Track down each line that has the word "duration" and copy it.

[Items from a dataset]
— Begin —

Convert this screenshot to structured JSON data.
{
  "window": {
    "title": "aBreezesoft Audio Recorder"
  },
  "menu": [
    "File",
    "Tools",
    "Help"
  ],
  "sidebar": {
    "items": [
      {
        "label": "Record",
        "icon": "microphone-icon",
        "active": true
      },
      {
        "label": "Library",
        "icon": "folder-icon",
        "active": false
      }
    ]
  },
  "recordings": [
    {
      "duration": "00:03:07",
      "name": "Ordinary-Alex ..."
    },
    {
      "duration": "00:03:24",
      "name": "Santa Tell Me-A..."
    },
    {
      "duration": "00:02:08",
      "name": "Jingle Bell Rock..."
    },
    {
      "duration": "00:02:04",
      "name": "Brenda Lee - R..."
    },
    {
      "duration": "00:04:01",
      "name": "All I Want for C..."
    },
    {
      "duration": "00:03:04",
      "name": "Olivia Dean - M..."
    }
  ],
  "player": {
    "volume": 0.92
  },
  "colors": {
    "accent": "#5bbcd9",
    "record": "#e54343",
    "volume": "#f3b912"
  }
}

— End —

→ **Response below**:
      "duration": "00:03:07",
      "duration": "00:03:24",
      "duration": "00:02:08",
      "duration": "00:02:04",
      "duration": "00:04:01",
      "duration": "00:03:04",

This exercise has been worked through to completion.